All entries should be output exactly as they stand.

======== Records for processing

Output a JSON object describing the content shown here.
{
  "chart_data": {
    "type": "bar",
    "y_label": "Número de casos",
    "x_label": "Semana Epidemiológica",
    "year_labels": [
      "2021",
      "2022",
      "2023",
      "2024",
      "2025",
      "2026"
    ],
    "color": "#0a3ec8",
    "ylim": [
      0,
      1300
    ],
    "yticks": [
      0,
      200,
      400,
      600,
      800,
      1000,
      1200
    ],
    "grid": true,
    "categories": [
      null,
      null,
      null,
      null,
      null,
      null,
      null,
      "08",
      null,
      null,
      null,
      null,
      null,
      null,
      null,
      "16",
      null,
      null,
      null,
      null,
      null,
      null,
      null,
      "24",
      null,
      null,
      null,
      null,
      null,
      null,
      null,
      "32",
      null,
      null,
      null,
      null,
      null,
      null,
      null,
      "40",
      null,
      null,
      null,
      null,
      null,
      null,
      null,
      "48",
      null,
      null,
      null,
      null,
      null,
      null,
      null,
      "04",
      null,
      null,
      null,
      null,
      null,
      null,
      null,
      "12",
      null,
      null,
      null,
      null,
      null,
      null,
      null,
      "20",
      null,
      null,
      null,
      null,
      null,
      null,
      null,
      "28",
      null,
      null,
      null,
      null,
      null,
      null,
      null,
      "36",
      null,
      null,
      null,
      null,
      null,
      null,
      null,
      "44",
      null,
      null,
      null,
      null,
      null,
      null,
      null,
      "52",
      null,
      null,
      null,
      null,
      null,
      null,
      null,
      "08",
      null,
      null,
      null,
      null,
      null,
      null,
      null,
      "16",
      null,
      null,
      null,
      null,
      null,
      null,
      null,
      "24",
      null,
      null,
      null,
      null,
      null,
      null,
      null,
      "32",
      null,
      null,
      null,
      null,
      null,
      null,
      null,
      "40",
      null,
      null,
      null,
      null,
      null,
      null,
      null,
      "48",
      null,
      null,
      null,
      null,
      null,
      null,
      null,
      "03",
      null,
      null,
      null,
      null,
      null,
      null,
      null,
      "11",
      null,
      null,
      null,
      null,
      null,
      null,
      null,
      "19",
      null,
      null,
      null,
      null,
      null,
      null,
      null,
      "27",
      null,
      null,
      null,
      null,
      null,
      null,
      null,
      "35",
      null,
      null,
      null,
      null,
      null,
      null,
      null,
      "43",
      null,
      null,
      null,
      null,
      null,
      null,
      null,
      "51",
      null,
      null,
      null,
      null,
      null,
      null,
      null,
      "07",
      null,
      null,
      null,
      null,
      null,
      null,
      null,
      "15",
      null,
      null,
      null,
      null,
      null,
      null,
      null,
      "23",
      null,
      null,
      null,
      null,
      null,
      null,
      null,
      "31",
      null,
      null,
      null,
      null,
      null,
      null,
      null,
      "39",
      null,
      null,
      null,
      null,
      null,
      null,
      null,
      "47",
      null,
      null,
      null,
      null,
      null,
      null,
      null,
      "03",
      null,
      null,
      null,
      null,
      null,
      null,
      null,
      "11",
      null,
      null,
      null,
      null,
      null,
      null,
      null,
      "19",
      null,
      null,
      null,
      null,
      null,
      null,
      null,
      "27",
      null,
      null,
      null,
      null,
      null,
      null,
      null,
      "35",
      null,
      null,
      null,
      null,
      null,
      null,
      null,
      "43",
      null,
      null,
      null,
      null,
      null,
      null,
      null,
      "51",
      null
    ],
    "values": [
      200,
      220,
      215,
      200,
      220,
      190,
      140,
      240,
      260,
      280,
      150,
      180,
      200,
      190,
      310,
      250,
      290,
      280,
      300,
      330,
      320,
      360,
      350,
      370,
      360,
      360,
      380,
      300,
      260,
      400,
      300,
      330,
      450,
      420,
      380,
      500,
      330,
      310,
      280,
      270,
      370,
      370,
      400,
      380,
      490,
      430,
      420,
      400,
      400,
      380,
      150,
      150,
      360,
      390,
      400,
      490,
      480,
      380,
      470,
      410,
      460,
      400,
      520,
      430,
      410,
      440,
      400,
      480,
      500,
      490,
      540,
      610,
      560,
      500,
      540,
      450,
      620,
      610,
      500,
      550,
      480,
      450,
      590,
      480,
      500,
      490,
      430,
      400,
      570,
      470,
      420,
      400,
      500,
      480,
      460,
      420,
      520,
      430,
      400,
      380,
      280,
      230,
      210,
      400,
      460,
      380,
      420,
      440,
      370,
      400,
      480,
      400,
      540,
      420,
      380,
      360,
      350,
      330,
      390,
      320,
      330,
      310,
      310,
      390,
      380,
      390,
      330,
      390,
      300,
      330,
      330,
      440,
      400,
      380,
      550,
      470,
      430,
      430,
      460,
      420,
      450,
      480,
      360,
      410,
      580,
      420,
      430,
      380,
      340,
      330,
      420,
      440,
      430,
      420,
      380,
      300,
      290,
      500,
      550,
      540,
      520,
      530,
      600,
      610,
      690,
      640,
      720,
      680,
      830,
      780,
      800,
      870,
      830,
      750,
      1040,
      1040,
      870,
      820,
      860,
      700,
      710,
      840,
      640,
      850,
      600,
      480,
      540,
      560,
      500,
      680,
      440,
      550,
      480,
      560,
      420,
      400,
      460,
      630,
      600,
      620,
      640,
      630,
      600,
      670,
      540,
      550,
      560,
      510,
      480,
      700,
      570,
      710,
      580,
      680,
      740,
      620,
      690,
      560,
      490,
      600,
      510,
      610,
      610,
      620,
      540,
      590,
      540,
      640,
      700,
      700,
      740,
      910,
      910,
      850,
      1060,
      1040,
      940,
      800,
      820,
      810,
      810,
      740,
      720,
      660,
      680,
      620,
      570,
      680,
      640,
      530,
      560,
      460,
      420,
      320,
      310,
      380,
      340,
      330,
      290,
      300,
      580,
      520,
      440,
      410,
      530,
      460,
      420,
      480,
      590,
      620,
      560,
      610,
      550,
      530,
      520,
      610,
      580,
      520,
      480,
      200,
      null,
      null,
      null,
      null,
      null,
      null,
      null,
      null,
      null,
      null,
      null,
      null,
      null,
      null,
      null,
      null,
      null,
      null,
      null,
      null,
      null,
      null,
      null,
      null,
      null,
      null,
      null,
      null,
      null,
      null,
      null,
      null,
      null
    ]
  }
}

================

• Output for this task:
Output a JSON object describing the content shown here.
{
  "chart_data": {
    "type": "bar",
    "y_label": "Número de casos",
    "x_label": "Semana Epidemiológica",
    "year_labels": [
      "2021",
      "2022",
      "2023",
      "2024",
      "2025",
      "2026"
    ],
    "color": "#0a3ec8",
    "ylim": [
      0,
      1300
    ],
    "yticks": [
      0,
      200,
      400,
      600,
      800,
      1000,
      1200
    ],
    "grid": true,
    "categories": [
      null,
      null,
      null,
      null,
      null,
      null,
      null,
      "08",
      null,
      null,
      null,
      null,
      null,
      null,
      null,
      "16",
      null,
      null,
      null,
      null,
      null,
      null,
      null,
      "24",
      null,
      null,
      null,
      null,
      null,
      null,
      null,
      "32",
      null,
      null,
      null,
      null,
      null,
      null,
      null,
      "40",
      null,
      null,
      null,
      null,
      null,
      null,
      null,
      "48",
      null,
      null,
      null,
      null,
      null,
      null,
      null,
      "04",
      null,
      null,
      null,
      null,
      null,
      null,
      null,
      "12",
      null,
      null,
      null,
      null,
      null,
      null,
      null,
      "20",
      null,
      null,
      null,
      null,
      null,
      null,
      null,
      "28",
      null,
      null,
      null,
      null,
      null,
      null,
      null,
      "36",
      null,
      null,
      null,
      null,
      null,
      null,
      null,
      "44",
      null,
      null,
      null,
      null,
      null,
      null,
      null,
      "52",
      null,
      null,
      null,
      null,
      null,
      null,
      null,
      "08",
      null,
      null,
      null,
      null,
      null,
      null,
      null,
      "16",
      null,
      null,
      null,
      null,
      null,
      null,
      null,
      "24",
      null,
      null,
      null,
      null,
      null,
      null,
      null,
      "32",
      null,
      null,
      null,
      null,
      null,
      null,
      null,
      "40",
      null,
      null,
      null,
      null,
      null,
      null,
      null,
      "48",
      null,
      null,
      null,
      null,
      null,
      null,
      null,
      "03",
      null,
      null,
      null,
      null,
      null,
      null,
      null,
      "11",
      null,
      null,
      null,
      null,
      null,
      null,
      null,
      "19",
      null,
      null,
      null,
      null,
      null,
      null,
      null,
      "27",
      null,
      null,
      null,
      null,
      null,
      null,
      null,
      "35",
      null,
      null,
      null,
      null,
      null,
      null,
      null,
      "43",
      null,
      null,
      null,
      null,
      null,
      null,
      null,
      "51",
      null,
      null,
      null,
      null,
      null,
      null,
      null,
      "07",
      null,
      null,
      null,
      null,
      null,
      null,
      null,
      "15",
      null,
      null,
      null,
      null,
      null,
      null,
      null,
      "23",
      null,
      null,
      null,
      null,
      null,
      null,
      null,
      "31",
      null,
      null,
      null,
      null,
      null,
      null,
      null,
      "39",
      null,
      null,
      null,
      null,
      null,
      null,
      null,
      "47",
      null,
      null,
      null,
      null,
      null,
      null,
      null,
      "03",
      null,
      null,
      null,
      null,
      null,
      null,
      null,
      "11",
      null,
      null,
      null,
      null,
      null,
      null,
      null,
      "19",
      null,
      null,
      null,
      null,
      null,
      null,
      null,
      "27",
      null,
      null,
      null,
      null,
      null,
      null,
      null,
      "35",
      null,
      null,
      null,
      null,
      null,
      null,
      null,
      "43",
      null,
      null,
      null,
      null,
      null,
      null,
      null,
      "51",
      null
    ],
    "values": [
      200,
      220,
      215,
      200,
      220,
      190,
      140,
      240,
      260,
      280,
      150,
      180,
      200,
      190,
      310,
      250,
      290,
      280,
      300,
      330,
      320,
      360,
      350,
      370,
      360,
      360,
      380,
      300,
      260,
      400,
      300,
      330,
      450,
      420,
      380,
      500,
      330,
      310,
      280,
      270,
      370,
      370,
      400,
      380,
      490,
      430,
      420,
      400,
      400,
      380,
      150,
      150,
      360,
      390,
      400,
      490,
      480,
      380,
      470,
      410,
      460,
      400,
      520,
      430,
      410,
      440,
      400,
      480,
      500,
      490,
      540,
      610,
      560,
      500,
      540,
      450,
      620,
      610,
      500,
      550,
      480,
      450,
      590,
      480,
      500,
      490,
      430,
      400,
      570,
      470,
      420,
      400,
      500,
      480,
      460,
      420,
      520,
      430,
      400,
      380,
      280,
      230,
      210,
      400,
      460,
      380,
      420,
      440,
      370,
      400,
      480,
      400,
      540,
      420,
      380,
      360,
      350,
      330,
      390,
      320,
      330,
      310,
      310,
      390,
      380,
      390,
      330,
      390,
      300,
      330,
      330,
      440,
      400,
      380,
      550,
      470,
      430,
      430,
      460,
      420,
      450,
      480,
      360,
      410,
      580,
      420,
      430,
      380,
      340,
      330,
      420,
      440,
      430,
      420,
      380,
      300,
      290,
      500,
      550,
      540,
      520,
      530,
      600,
      610,
      690,
      640,
      720,
      680,
      830,
      780,
      800,
      870,
      830,
      750,
      1040,
      1040,
      870,
      820,
      860,
      700,
      710,
      840,
      640,
      850,
      600,
      480,
      540,
      560,
      500,
      680,
      440,
      550,
      480,
      560,
      420,
      400,
      460,
      630,
      600,
      620,
      640,
      630,
      600,
      670,
      540,
      550,
      560,
      510,
      480,
      700,
      570,
      710,
      580,
      680,
      740,
      620,
      690,
      560,
      490,
      600,
      510,
      610,
      610,
      620,
      540,
      590,
      540,
      640,
      700,
      700,
      740,
      910,
      910,
      850,
      1060,
      1040,
      940,
      800,
      820,
      810,
      810,
      740,
      720,
      660,
      680,
      620,
      570,
      680,
      640,
      530,
      560,
      460,
      420,
      320,
      310,
      380,
      340,
      330,
      290,
      300,
      580,
      520,
      440,
      410,
      530,
      460,
      420,
      480,
      590,
      620,
      560,
      610,
      550,
      530,
      520,
      610,
      580,
      520,
      480,
      200,
      null,
      null,
      null,
      null,
      null,
      null,
      null,
      null,
      null,
      null,
      null,
      null,
      null,
      null,
      null,
      null,
      null,
      null,
      null,
      null,
      null,
      null,
      null,
      null,
      null,
      null,
      null,
      null,
      null,
      null,
      null,
      null,
      null
    ]
  }
}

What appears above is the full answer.